● EXCERPTED TEXT

* * *

DeepStack Architecture and the Power of Precision Data Injection

The key to the success of IBM's new model is a departure from traditional methods of combining image with text. Most modern VLM models introduce visual information into the neural network at a single, specific point. This causes the model to simultaneously handle general context understanding (e.g., "this is an invoice") and microscopic spatial details (e.g., "this dot is a decimal point in the amount 1,000.00"). Granite 4.0 3B Vision solves this problem through the innovative **DeepStack Injection** architecture. In this approach, abstract visual features are directed to the earlier layers of the model, building a foundation for semantic content understanding. In turn, detailed high-resolution features go to the later layers, allowing for the precision necessary to identify document layout. As a result, the model perfectly "knows" not only what is in the document, but above all – exactly where a given element is located. This is critical for Key-Value Pair (KVP) extraction, where the spatial relationship between a label and an entry field defines data correctness.

Granite 4.0 3B Vision performance chart compared to competitors — Comparison of Granite 4.0 3B Vision performance with larger models in tasks involving converting charts to structural formats.

ChartNet: How to Teach AI to Read Charts

Understanding charts has been a barrier for smaller AI models for years. It requires a combination of visual perception, numerical reasoning, and natural language interpretation. To break this impasse, the IBM research team created **ChartNet** – a powerful synthetic dataset comprising 1.7 million samples. This data consists of more than just simple images; each sample in ChartNet contains code generating the chart, the rendered image, the source table, a text summary, and question-and-answer (QA) pairs. By using a code-driven synthesis pipeline, the model learns deep relationships between data and its visual representation. Granite 4.0 3B Vision not only describes that it sees a "bar chart," but can convert it back into a machine format such as JSON or CSV with accuracy surpassing much larger models. In **Chart2Summary** tests, the model achieved an impressive score of 86.4%, outclassing the competition. In the **Chart2CSV** task, with a score of 62.1%, it was second only to the Qwen3.5-9B model, which is three times its size.

* * *

● EXCERPTED DATA
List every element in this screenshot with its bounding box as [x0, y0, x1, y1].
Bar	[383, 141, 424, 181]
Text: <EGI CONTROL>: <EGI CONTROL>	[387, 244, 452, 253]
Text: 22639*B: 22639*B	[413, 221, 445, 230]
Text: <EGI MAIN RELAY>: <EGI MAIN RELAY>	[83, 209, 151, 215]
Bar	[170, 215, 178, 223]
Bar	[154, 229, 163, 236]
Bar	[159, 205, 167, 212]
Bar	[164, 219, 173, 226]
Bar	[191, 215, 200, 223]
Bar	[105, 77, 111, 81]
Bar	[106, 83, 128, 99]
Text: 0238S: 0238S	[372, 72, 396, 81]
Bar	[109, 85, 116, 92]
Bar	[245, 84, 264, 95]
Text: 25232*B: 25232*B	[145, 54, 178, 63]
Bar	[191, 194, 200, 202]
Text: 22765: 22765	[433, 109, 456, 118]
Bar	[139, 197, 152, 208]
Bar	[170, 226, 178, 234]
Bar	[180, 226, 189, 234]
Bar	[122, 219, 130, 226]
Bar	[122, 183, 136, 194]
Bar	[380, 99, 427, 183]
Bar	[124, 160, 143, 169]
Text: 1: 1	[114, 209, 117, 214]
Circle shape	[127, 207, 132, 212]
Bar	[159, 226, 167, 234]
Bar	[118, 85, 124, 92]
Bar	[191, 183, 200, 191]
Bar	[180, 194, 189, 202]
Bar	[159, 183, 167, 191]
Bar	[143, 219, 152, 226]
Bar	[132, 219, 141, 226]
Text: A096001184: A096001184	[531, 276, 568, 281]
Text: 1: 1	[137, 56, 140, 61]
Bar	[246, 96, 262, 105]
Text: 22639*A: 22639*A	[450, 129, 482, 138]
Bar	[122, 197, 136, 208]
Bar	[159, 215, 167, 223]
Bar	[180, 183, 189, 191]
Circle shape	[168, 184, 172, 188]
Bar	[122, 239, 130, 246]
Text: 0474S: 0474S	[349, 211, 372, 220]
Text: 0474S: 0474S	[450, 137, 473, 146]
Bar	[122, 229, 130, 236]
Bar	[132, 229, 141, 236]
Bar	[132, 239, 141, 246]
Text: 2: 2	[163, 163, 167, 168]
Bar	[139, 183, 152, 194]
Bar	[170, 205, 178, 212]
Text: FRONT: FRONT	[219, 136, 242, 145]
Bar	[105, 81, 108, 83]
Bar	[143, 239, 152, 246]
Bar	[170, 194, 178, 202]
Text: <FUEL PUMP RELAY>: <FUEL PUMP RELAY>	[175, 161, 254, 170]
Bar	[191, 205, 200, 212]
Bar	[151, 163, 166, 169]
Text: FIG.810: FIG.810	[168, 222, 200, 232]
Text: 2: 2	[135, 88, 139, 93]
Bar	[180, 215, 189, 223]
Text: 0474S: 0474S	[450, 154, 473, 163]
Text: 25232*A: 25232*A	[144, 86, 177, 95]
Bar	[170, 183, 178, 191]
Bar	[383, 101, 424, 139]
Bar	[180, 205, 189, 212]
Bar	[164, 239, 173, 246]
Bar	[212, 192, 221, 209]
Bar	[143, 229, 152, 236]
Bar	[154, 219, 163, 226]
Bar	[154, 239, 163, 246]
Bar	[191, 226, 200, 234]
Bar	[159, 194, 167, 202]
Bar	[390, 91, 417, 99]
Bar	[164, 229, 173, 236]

* * *

● PROBLEMS TO SOLVE
1. Can you reproduce, word for word, the stretch of the Granite 4.0 3B Vision article from "Granite 4.0 3B Vision performance chart" through "to structural formats."?
2. How would you sum up the Granite 4.0 3B Vision article in two sentences?
The rows come from a different source than the Granite 4.0 3B Vision article.

● RESULTS
1.
Granite 4.0 3B Vision performance chart compared to competitors — Comparison of Granite 4.0 3B Vision performance with larger models in tasks involving converting charts to structural formats.

2. Granite 4.0 3B Vision uses a DeepStack Injection architecture that sends abstract visual features to earlier layers and detailed high-resolution features to later layers, so the model knows both what is in a document and where each element is located, which is critical for Key-Value Pair extraction. IBM also created ChartNet, a synthetic dataset of 1.7 million samples, and the model scored 86.4% in Chart2Summary and 62.1% in Chart2CSV, second only to the Qwen3.5-9B model, which is three times its size.